_OBJECTIVE_
Lay out the lines of the records below as a Markdown table with the columns Row and Entry, starting with the line that contains "contour-band [299,71,313,547]" and going on through the line that contains "legend-swatch [591,371,613,390]". Include only those lines, numbering each row and leaving out blank lines.

Visual layout records:
## start
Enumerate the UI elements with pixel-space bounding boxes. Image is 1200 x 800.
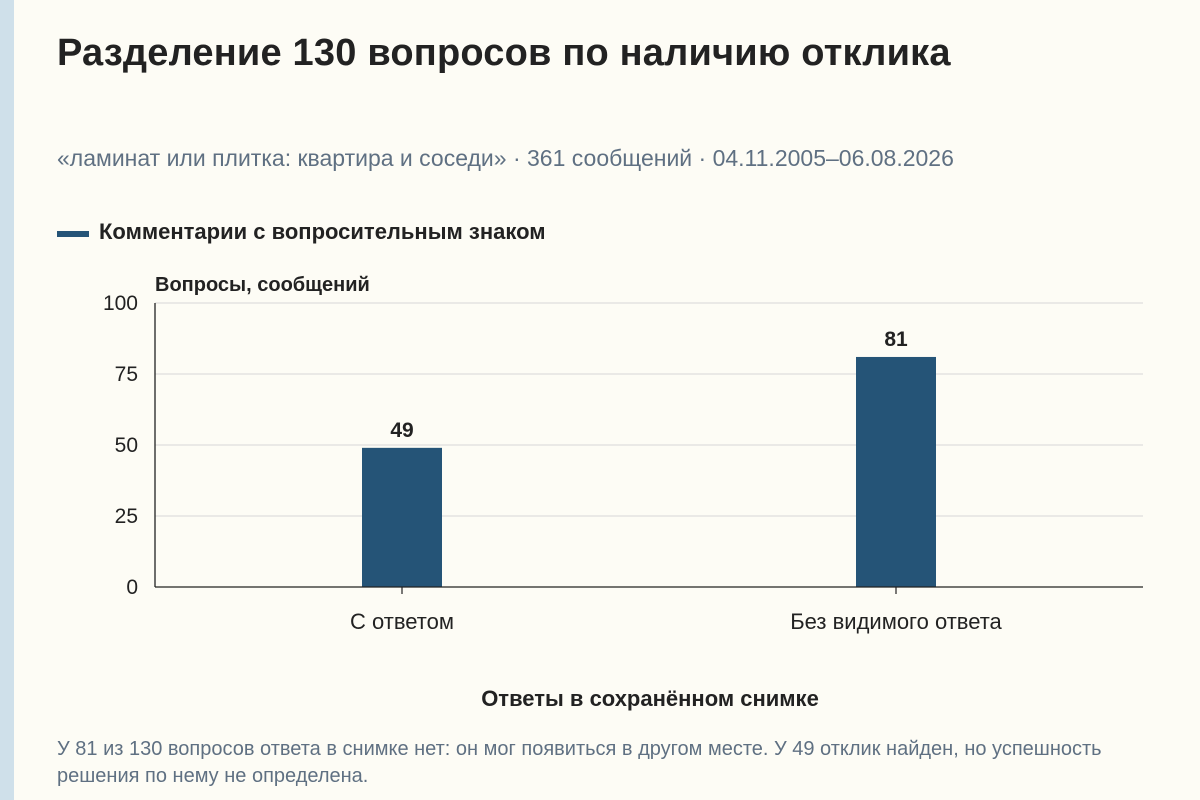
legend: Комментарии с вопросительным знаком bbox=[57, 219, 546, 245]
side-accent-strip bbox=[0, 0, 14, 800]
x-tick-label: С ответом bbox=[350, 609, 454, 634]
x-tick-label: Без видимого ответа bbox=[790, 609, 1002, 634]
bar bbox=[856, 356, 936, 587]
y-tick-labels: 0 25 50 75 100 bbox=[103, 292, 138, 599]
data-label: 49 bbox=[390, 419, 413, 442]
x-axis-label: Ответы в сохранённом снимке bbox=[481, 686, 819, 711]
y-axis-label: Вопросы, сообщений bbox=[155, 274, 370, 296]
x-tick-labels: С ответом Без видимого ответа bbox=[350, 609, 1003, 634]
data-label: 81 bbox=[884, 328, 908, 351]
footnote: У 81 из 130 вопросов ответа в снимке нет… bbox=[57, 738, 1102, 787]
y-tick-label: 50 bbox=[115, 434, 138, 457]
bar bbox=[362, 447, 442, 587]
bars bbox=[362, 356, 936, 587]
data-labels: 49 81 bbox=[390, 328, 908, 442]
grid-lines bbox=[155, 302, 1143, 517]
chart-title: Разделение 130 вопросов по наличию откли… bbox=[57, 32, 951, 74]
legend-label: Комментарии с вопросительным знаком bbox=[99, 219, 546, 244]
y-tick-label: 100 bbox=[103, 292, 138, 315]
y-tick-label: 75 bbox=[115, 363, 138, 386]
axes bbox=[154, 303, 1143, 594]
chart-subtitle: «ламинат или плитка: квартира и соседи» … bbox=[57, 145, 954, 171]
legend-swatch bbox=[57, 231, 89, 237]
y-tick-label: 25 bbox=[115, 505, 138, 528]
y-tick-label: 0 bbox=[126, 576, 138, 599]
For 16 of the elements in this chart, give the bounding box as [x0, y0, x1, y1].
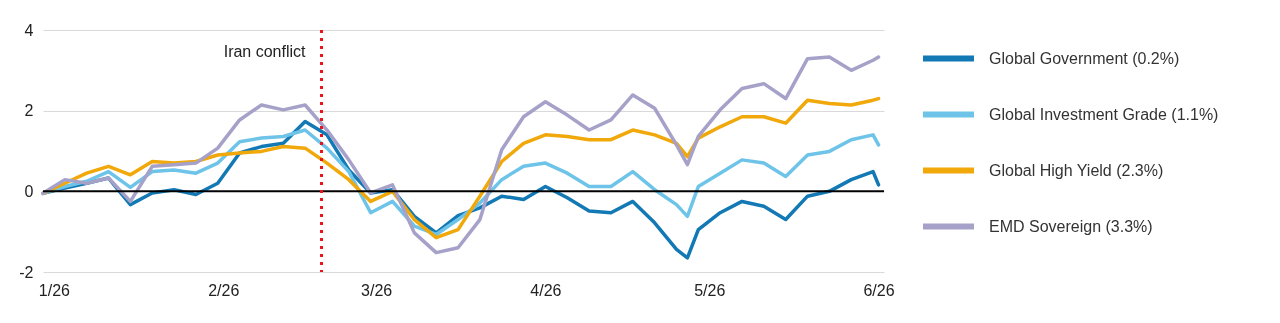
x-tick-label: 3/26 [361, 281, 393, 299]
x-tick-label: 6/26 [863, 281, 895, 299]
legend-label: Global Government (0.2%) [989, 49, 1180, 67]
x-tick-label: 1/26 [38, 281, 71, 299]
legend-label: Global Investment Grade (1.1%) [989, 105, 1219, 123]
legend-label: Global High Yield (2.3%) [989, 161, 1164, 179]
line-series [41, 55, 881, 255]
y-tick-label: 2 [24, 102, 34, 120]
x-tick-label: 5/26 [694, 281, 726, 299]
ref-line-label: Iran conflict [223, 43, 307, 60]
y-tick-label: -2 [19, 263, 34, 281]
x-tick-label: 4/26 [530, 281, 562, 299]
y-tick-label: 4 [24, 21, 34, 39]
x-tick-label: 2/26 [208, 281, 240, 299]
legend-label: EMD Sovereign (3.3%) [989, 217, 1153, 235]
y-tick-label: 0 [24, 182, 34, 200]
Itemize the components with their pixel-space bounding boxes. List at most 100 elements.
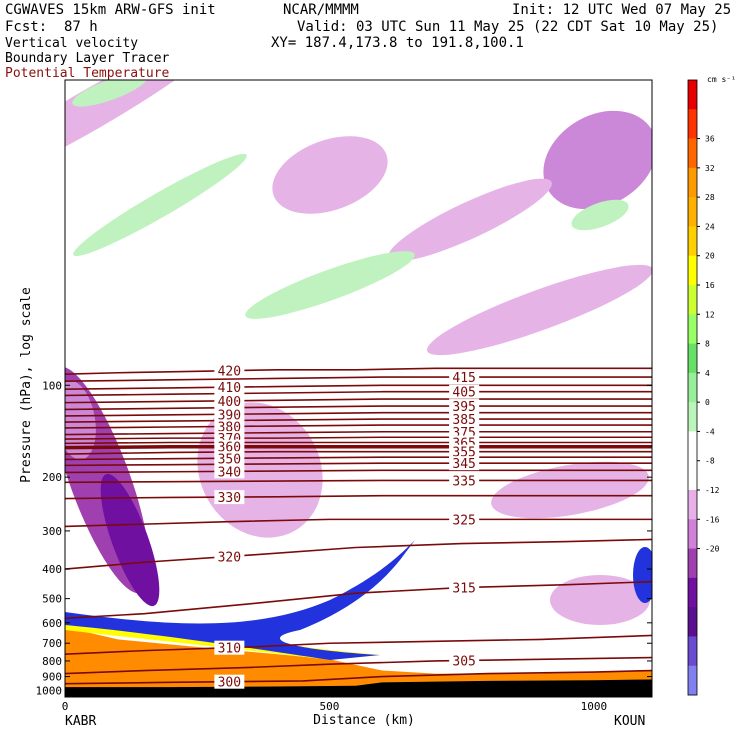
colorbar-label: -16 [705, 515, 720, 524]
x-axis-label: Distance (km) [313, 713, 415, 728]
x-tick-label-1000: 1000 [581, 700, 608, 713]
xsec-endpoints: XY= 187.4,173.8 to 191.8,100.1 [271, 35, 524, 51]
colorbar-swatch [688, 490, 697, 520]
theta-label-bg [449, 512, 480, 527]
theta-contour-380 [65, 424, 652, 429]
theta-contour-390 [65, 411, 652, 417]
colorbar-swatch [688, 460, 697, 491]
y-tick-label-100: 100 [42, 379, 62, 392]
theta-label-bg [449, 473, 480, 488]
theta-label-405: 405 [452, 386, 475, 401]
colorbar-swatch [688, 665, 697, 696]
y-tick-label-700: 700 [42, 637, 62, 650]
theta-label-420: 420 [218, 365, 241, 380]
theta-contour-355 [65, 450, 652, 455]
theta-contour-415 [65, 376, 652, 383]
theta-label-bg [214, 380, 245, 395]
colorbar-swatch [688, 431, 697, 462]
theta-label-bg [449, 580, 480, 595]
theta-contour-305 [65, 656, 652, 675]
theta-label-bg [214, 674, 245, 689]
y-tick-label-300: 300 [42, 525, 62, 538]
y-tick-label-200: 200 [42, 471, 62, 484]
colorbar-swatch [688, 607, 697, 637]
theta-contour-370 [65, 436, 652, 440]
y-axis-label: Pressure (hPa), log scale [19, 287, 34, 483]
colorbar-swatch [688, 519, 697, 549]
colorbar-label: 32 [705, 164, 715, 173]
vertical-velocity-region [388, 178, 552, 262]
theta-label-bg [214, 407, 245, 422]
theta-label-bg [449, 456, 480, 471]
theta-label-325: 325 [452, 513, 475, 528]
theta-label-415: 415 [452, 371, 475, 386]
vertical-velocity-region [65, 80, 229, 192]
theta-label-320: 320 [218, 550, 241, 565]
vertical-velocity-region [543, 110, 652, 210]
theta-label-bg [214, 549, 245, 564]
theta-contour-395 [65, 405, 652, 411]
theta-label-bg [214, 363, 245, 378]
boundary-layer-tracer [65, 627, 652, 697]
theta-label-385: 385 [452, 413, 475, 428]
theta-label-bg [449, 653, 480, 668]
colorbar-label: 8 [705, 340, 710, 349]
vertical-velocity-region [72, 80, 148, 107]
colorbar-swatch [688, 548, 697, 579]
colorbar-swatch [688, 197, 697, 227]
colorbar-label: 20 [705, 252, 715, 261]
colorbar-swatch [688, 167, 697, 198]
theta-label-395: 395 [452, 400, 475, 415]
vertical-velocity-region [571, 199, 629, 231]
colorbar-swatch [688, 636, 697, 667]
theta-contour-400 [65, 398, 652, 404]
org-label: NCAR/MMMM [283, 2, 359, 18]
vertical-velocity-region [272, 136, 388, 214]
theta-contour-320 [65, 538, 652, 570]
colorbar-swatch [688, 577, 697, 608]
x-tick-label-500: 500 [319, 700, 339, 713]
colorbar-swatch [688, 285, 697, 315]
y-tick-label-1000: 1000 [36, 685, 63, 698]
theta-label-bg [449, 444, 480, 459]
theta-contour-335 [65, 479, 652, 484]
forecast-hour: Fcst: 87 h [5, 19, 98, 35]
vertical-velocity-region [427, 264, 652, 356]
y-tick-label-500: 500 [42, 593, 62, 606]
theta-label-bg [449, 424, 480, 439]
colorbar-label: 28 [705, 193, 715, 202]
colorbar-units: cm s⁻¹ [707, 75, 736, 84]
theta-contour-410 [65, 384, 652, 390]
colorbar-label: 16 [705, 281, 715, 290]
tracer-plume [65, 540, 415, 660]
field-vertical-velocity: Vertical velocity [5, 36, 139, 51]
theta-label-bg [214, 439, 245, 454]
colorbar-swatch [688, 226, 697, 257]
theta-label-bg [449, 370, 480, 385]
model-title: CGWAVES 15km ARW-GFS init [5, 2, 216, 18]
theta-contour-350 [65, 456, 652, 461]
theta-label-350: 350 [218, 452, 241, 467]
theta-label-400: 400 [218, 395, 241, 410]
theta-label-335: 335 [452, 474, 475, 489]
valid-time: Valid: 03 UTC Sun 11 May 25 (22 CDT Sat … [297, 19, 719, 35]
theta-label-330: 330 [218, 491, 241, 506]
theta-contour-375 [65, 430, 652, 436]
theta-contour-365 [65, 441, 652, 445]
theta-contour-325 [65, 518, 652, 528]
theta-label-bg [214, 464, 245, 479]
theta-label-315: 315 [452, 582, 475, 597]
theta-contour-385 [65, 418, 652, 423]
colorbar-label: -8 [705, 457, 715, 466]
colorbar-swatch [688, 314, 697, 344]
colorbar-label: -20 [705, 545, 720, 554]
theta-contour-420 [65, 367, 652, 376]
theta-label-305: 305 [452, 654, 475, 669]
theta-label-310: 310 [218, 642, 241, 657]
colorbar-label: 12 [705, 310, 715, 319]
y-tick-label-600: 600 [42, 617, 62, 630]
colorbar-label: -12 [705, 486, 720, 495]
theta-contour-330 [65, 494, 652, 500]
theta-label-bg [449, 384, 480, 399]
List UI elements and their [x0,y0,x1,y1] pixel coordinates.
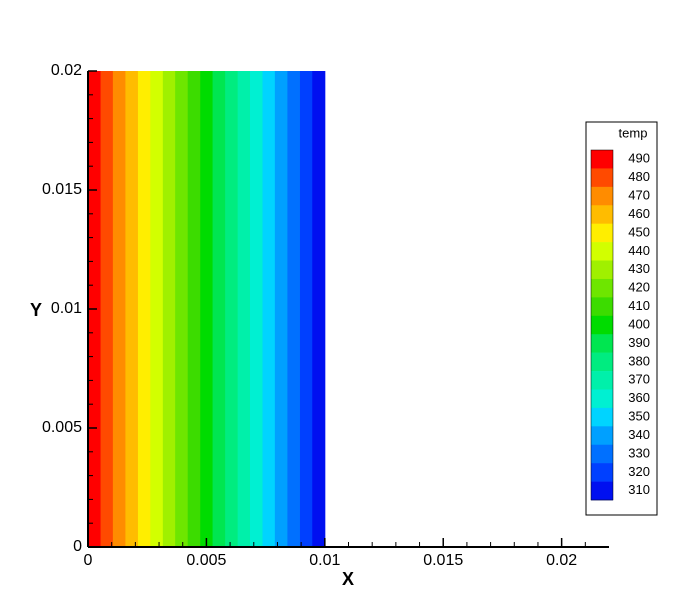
contour-band [299,71,313,547]
contour-band [100,71,114,547]
legend-swatch [591,463,613,482]
legend-label: 310 [628,482,650,497]
legend-label: 470 [628,187,650,202]
legend-swatch [591,407,613,427]
legend-label: 390 [628,335,650,350]
legend-swatch [591,334,613,353]
contour-band [249,71,264,547]
contour-band [225,71,239,547]
legend-swatch [591,371,613,390]
legend-swatch [591,168,613,188]
legend-label: 420 [628,280,650,295]
contour-band [200,71,214,547]
legend-swatch [591,315,613,335]
contour-band [125,71,139,547]
y-tick-label: 0.01 [51,300,82,317]
contour-band [237,71,251,547]
legend-swatch [591,352,613,372]
legend-title: temp [619,125,648,140]
contour-band [150,71,164,547]
legend-label: 380 [628,353,650,368]
legend-label: 430 [628,261,650,276]
legend-label: 480 [628,169,650,184]
contour-band [287,71,301,547]
y-axis-label: Y [30,300,42,320]
contour-band [274,71,288,547]
legend-label: 340 [628,427,650,442]
contour-band [212,71,226,547]
legend-label: 350 [628,409,650,424]
legend-swatch [591,426,613,446]
legend-label: 450 [628,224,650,239]
x-tick-label: 0.02 [546,552,577,569]
y-tick-label: 0 [73,538,82,555]
legend-label: 370 [628,372,650,387]
legend-label: 320 [628,464,650,479]
y-tick-label: 0.015 [42,181,82,198]
legend-swatch [591,205,613,224]
legend-swatch [591,444,613,464]
legend-swatch [591,242,613,261]
contour-band [112,71,126,547]
legend-label: 330 [628,445,650,460]
legend-swatch [591,278,613,298]
legend-swatch-frame [590,149,614,501]
contour-band [175,71,189,547]
contour-band [262,71,276,547]
contour-band [187,71,201,547]
legend-swatch [591,481,613,501]
legend-swatch [591,186,613,206]
legend-swatch [591,223,613,243]
y-tick-label: 0.005 [42,419,82,436]
legend-swatch [591,150,613,169]
legend-label: 410 [628,298,650,313]
legend-swatch [591,260,613,280]
legend-swatch [591,297,613,317]
legend-swatch [591,389,613,409]
contour-band [162,71,176,547]
contour-band [137,71,151,547]
legend-label: 460 [628,206,650,221]
contour-band [312,71,326,547]
x-tick-label: 0 [84,552,93,569]
x-tick-label: 0.01 [309,552,340,569]
x-tick-label: 0.015 [423,552,463,569]
legend-label: 360 [628,390,650,405]
y-tick-label: 0.02 [51,62,82,79]
legend-label: 490 [628,151,650,166]
x-tick-label: 0.005 [186,552,226,569]
x-axis-label: X [342,569,354,589]
legend-label: 440 [628,243,650,258]
legend-label: 400 [628,316,650,331]
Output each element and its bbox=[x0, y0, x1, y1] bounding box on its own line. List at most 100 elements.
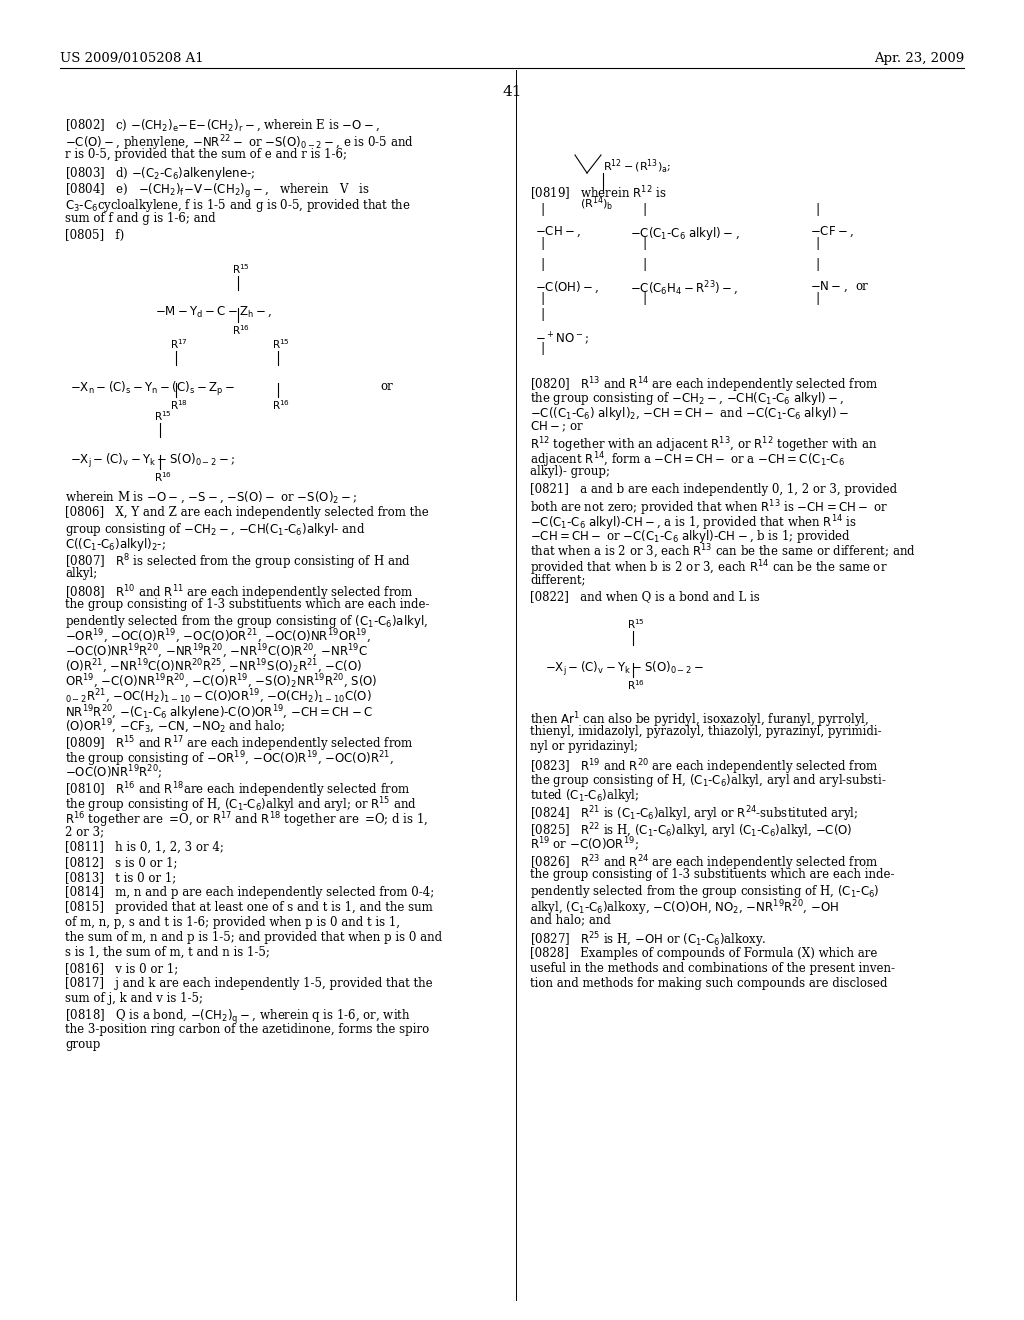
## end
_WRITTEN ANSWER_
| Row | Entry |
|---|---|
| 1 | contour-band [299,71,313,547] |
| 2 | contour-band [100,71,114,547] |
| 3 | legend-swatch [591,463,613,482] |
| 4 | legend-label: 310 [628,482,650,497] |
| 5 | legend-label: 470 [628,187,650,202] |
| 6 | legend-swatch [591,407,613,427] |
| 7 | legend-label: 390 [628,335,650,350] |
| 8 | legend-swatch [591,334,613,353] |
| 9 | contour-band [249,71,264,547] |
| 10 | contour-band [225,71,239,547] |
| 11 | legend-swatch [591,371,613,390] |